Figure record listings
—————
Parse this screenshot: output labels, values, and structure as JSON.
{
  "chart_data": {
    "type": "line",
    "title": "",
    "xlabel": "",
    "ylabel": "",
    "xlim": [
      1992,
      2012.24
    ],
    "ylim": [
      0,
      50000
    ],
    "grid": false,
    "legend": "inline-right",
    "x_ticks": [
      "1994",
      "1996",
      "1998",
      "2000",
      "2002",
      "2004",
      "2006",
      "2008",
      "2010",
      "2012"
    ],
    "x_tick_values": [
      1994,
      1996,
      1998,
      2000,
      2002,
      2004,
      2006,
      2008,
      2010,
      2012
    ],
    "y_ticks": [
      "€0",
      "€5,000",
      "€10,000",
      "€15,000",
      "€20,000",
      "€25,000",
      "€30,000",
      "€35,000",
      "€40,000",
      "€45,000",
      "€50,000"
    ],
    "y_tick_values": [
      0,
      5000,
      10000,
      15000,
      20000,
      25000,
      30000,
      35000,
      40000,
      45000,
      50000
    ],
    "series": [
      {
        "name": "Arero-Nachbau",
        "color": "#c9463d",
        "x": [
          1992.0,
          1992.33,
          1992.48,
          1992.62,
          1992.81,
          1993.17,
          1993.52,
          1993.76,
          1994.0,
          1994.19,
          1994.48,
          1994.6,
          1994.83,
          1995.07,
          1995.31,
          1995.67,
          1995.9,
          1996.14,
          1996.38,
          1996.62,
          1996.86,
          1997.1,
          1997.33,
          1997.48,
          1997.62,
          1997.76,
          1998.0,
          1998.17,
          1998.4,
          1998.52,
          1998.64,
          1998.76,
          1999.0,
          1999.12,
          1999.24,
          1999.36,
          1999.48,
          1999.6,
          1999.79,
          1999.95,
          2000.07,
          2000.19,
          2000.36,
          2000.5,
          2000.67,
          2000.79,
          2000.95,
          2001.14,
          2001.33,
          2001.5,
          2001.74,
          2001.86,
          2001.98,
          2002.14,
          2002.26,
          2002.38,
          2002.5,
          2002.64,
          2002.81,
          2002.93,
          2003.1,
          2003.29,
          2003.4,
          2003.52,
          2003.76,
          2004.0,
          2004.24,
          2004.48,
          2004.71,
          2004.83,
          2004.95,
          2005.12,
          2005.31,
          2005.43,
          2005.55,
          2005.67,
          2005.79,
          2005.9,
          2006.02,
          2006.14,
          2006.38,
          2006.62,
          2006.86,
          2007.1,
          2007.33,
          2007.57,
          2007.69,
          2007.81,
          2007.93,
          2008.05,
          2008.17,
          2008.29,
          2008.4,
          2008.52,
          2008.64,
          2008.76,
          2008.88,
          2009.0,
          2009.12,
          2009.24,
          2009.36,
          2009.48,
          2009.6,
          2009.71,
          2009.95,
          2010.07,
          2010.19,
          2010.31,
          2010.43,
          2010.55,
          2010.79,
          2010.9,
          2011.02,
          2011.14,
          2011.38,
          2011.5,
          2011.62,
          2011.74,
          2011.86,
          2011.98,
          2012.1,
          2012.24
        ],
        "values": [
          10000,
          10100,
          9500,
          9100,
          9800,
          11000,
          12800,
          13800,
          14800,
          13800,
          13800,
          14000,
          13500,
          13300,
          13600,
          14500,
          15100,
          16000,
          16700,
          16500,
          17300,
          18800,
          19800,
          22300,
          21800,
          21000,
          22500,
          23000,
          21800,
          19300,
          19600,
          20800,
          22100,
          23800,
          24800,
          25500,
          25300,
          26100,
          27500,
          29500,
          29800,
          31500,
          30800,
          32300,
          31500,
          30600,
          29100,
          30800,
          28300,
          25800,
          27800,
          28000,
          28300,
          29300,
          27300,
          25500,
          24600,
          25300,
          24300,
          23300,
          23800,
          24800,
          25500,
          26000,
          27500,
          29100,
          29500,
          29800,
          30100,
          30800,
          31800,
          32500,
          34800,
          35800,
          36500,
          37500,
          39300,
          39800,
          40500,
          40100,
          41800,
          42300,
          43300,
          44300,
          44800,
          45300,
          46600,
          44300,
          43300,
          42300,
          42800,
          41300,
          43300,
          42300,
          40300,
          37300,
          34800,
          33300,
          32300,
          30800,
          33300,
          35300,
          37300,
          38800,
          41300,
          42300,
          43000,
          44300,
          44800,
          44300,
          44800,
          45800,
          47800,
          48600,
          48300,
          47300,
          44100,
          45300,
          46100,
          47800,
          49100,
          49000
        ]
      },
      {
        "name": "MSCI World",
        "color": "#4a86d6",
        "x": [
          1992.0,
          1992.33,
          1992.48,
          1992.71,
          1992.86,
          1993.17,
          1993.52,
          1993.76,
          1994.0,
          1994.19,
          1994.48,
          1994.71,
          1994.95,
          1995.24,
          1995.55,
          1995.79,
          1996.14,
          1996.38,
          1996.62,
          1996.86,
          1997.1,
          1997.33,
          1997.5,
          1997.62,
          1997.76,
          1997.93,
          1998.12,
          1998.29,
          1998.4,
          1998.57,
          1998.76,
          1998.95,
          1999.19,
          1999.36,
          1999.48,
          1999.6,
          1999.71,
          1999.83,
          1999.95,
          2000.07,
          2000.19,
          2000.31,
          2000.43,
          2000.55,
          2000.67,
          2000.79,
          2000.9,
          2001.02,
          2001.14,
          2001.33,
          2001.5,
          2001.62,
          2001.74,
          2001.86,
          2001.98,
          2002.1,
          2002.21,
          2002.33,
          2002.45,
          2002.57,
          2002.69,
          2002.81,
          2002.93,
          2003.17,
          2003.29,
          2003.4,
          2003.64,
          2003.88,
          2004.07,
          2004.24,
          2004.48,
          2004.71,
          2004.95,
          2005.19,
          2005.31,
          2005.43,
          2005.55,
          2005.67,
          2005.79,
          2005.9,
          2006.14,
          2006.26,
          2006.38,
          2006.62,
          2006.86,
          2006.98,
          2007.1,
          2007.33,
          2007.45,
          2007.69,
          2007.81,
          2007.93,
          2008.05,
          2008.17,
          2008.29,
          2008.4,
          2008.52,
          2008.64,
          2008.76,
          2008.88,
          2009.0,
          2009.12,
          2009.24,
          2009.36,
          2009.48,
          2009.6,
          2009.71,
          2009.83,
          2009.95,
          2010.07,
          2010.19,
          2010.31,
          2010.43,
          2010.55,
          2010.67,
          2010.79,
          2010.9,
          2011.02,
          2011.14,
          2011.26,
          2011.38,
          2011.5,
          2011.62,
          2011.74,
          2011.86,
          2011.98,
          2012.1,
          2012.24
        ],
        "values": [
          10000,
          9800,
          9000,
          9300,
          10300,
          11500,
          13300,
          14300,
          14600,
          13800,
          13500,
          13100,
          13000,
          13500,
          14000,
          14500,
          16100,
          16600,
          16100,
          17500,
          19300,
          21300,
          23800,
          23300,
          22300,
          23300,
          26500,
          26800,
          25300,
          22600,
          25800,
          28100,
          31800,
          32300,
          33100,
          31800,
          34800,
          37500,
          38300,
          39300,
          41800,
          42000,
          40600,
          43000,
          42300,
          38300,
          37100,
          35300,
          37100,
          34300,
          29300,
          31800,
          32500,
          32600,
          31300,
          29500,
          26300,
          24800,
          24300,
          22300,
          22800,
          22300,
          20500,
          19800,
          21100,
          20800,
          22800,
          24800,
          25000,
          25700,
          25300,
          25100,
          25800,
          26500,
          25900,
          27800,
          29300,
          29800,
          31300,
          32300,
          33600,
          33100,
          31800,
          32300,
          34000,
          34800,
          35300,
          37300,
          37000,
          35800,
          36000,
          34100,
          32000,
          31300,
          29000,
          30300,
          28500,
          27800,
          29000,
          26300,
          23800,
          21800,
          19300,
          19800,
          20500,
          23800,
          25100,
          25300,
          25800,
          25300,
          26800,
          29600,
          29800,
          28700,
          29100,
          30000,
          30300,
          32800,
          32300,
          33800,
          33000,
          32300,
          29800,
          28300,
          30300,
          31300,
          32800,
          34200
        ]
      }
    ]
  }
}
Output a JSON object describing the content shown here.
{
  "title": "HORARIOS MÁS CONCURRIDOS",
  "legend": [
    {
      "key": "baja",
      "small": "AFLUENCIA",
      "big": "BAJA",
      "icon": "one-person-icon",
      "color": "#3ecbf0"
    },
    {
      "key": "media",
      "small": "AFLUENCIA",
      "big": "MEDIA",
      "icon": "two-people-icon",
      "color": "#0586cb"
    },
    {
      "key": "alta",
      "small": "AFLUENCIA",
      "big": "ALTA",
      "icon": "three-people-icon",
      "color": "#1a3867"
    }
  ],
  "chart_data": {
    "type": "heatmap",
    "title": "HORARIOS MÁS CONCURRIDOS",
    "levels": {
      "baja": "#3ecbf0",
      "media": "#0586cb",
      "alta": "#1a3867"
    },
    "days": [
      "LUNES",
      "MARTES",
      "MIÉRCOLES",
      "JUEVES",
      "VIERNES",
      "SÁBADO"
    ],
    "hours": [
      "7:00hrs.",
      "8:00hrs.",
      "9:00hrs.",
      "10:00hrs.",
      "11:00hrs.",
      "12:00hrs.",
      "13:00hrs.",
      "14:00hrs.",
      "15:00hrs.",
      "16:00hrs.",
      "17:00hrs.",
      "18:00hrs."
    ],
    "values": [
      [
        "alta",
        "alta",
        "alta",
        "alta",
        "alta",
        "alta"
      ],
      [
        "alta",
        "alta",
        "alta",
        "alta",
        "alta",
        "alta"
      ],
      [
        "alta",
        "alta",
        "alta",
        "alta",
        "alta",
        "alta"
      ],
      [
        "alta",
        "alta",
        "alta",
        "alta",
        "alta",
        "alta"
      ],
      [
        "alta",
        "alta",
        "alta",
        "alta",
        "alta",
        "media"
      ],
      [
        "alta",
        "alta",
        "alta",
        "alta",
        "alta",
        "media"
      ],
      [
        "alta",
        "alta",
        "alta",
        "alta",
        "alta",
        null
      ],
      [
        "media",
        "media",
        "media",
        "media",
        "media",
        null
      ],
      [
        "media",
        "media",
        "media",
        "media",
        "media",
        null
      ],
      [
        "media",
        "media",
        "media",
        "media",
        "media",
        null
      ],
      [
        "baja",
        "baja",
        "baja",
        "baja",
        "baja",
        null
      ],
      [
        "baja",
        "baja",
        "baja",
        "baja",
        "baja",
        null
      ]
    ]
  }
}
—————
**TASK TO COMPLETE**
Filter the data for the string "title" and copy every line that has it.

**OUTPUT**
    "title": "",
  "title": "HORARIOS MÁS CONCURRIDOS",
    "title": "HORARIOS MÁS CONCURRIDOS",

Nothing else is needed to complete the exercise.